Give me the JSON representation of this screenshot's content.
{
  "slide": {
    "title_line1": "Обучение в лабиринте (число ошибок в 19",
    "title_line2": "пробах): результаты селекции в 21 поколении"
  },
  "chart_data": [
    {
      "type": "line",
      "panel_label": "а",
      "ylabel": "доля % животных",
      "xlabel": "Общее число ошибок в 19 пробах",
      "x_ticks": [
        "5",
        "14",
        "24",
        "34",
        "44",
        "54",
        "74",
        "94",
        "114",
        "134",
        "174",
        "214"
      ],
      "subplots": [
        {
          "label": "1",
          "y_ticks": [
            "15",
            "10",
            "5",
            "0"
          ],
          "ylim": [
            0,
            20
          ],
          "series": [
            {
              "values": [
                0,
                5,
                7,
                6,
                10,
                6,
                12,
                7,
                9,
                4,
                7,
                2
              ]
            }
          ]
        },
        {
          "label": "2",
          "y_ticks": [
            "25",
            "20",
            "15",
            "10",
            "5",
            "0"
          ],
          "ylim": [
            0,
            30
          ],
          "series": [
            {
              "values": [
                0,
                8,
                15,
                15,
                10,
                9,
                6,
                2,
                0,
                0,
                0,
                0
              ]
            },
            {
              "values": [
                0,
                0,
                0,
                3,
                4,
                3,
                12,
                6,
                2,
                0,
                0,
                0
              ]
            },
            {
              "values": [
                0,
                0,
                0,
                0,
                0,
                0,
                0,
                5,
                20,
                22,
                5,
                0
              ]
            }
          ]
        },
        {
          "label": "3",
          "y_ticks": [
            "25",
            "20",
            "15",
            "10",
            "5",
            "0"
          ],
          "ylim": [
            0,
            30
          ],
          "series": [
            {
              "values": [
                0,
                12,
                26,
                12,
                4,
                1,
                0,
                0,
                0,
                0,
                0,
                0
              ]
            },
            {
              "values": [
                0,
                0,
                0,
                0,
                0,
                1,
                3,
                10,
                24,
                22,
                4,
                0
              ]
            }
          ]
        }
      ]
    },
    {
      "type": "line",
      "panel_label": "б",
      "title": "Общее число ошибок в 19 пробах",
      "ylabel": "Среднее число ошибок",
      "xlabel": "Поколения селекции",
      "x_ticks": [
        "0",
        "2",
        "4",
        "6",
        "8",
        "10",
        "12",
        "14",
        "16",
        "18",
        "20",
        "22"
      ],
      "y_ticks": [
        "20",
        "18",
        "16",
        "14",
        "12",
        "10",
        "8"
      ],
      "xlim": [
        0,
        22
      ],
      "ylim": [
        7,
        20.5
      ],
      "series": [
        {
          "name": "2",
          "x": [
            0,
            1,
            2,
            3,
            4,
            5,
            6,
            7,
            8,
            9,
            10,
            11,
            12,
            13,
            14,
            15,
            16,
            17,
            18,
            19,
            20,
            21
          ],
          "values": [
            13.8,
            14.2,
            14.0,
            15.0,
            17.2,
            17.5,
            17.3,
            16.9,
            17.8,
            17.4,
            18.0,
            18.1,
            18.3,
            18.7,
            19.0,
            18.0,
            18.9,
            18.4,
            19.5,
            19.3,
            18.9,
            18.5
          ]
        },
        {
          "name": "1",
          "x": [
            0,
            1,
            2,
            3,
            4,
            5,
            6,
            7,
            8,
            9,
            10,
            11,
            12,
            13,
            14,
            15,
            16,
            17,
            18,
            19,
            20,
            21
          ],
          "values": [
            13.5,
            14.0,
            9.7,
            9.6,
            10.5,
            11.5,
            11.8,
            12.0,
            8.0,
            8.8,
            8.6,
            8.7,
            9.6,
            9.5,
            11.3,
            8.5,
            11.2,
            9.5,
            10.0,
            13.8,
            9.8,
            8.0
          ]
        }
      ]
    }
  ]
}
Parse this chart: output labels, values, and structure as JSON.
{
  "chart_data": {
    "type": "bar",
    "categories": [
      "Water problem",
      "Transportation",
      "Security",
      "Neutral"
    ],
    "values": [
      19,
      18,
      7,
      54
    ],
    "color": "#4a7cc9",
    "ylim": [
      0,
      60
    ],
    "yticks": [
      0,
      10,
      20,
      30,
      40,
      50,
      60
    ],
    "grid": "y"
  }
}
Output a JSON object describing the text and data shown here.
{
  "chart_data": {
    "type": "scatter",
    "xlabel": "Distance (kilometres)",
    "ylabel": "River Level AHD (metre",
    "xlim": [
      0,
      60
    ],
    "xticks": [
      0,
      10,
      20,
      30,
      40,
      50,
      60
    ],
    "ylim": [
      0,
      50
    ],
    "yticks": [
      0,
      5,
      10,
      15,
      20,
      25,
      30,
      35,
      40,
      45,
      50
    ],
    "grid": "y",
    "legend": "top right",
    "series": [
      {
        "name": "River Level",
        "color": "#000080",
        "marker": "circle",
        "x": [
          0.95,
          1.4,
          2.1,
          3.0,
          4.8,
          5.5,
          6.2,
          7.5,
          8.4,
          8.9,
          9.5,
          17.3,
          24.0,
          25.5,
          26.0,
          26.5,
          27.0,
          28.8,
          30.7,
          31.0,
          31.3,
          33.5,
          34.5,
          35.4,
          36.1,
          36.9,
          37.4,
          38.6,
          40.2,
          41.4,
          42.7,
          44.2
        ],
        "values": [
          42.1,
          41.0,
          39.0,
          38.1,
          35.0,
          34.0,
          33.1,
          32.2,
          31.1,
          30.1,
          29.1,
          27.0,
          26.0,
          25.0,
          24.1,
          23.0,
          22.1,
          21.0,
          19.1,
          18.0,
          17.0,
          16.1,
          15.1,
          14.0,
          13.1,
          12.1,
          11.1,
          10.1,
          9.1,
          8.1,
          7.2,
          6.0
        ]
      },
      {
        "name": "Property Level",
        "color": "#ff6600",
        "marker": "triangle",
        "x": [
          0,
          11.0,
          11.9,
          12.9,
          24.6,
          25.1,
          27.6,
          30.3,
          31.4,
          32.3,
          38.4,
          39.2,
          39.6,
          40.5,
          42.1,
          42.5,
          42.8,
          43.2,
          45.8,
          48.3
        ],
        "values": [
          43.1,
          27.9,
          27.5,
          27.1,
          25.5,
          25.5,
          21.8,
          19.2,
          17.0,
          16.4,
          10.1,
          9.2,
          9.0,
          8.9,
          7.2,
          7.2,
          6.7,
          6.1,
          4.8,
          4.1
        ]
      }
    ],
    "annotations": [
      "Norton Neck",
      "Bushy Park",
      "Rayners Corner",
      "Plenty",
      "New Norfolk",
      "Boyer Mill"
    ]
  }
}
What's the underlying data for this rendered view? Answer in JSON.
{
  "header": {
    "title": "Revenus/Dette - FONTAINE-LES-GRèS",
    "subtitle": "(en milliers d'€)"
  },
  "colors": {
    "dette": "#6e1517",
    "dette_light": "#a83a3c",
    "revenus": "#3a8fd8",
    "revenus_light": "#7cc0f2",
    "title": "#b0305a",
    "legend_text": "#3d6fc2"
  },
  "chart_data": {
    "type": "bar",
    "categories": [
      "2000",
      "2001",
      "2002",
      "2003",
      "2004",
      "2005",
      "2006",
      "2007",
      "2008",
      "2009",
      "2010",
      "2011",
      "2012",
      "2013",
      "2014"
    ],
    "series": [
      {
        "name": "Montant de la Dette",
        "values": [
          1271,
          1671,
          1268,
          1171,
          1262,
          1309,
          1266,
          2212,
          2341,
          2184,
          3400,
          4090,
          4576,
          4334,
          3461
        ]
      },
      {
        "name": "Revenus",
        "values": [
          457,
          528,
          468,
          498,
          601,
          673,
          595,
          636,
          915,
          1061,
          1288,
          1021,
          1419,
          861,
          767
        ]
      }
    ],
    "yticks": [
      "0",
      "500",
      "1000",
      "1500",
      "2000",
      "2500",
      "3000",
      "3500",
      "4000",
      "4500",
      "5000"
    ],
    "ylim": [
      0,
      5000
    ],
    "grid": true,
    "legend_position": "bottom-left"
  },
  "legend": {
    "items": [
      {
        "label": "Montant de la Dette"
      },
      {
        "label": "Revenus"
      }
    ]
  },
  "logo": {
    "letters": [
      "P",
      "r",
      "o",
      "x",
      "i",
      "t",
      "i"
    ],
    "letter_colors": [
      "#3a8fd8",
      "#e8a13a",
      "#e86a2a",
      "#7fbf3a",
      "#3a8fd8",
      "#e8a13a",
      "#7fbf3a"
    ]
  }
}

######

**Instruction**: Work out how many lines in the records above hold the string "this", then give only that count.

**The response**: 3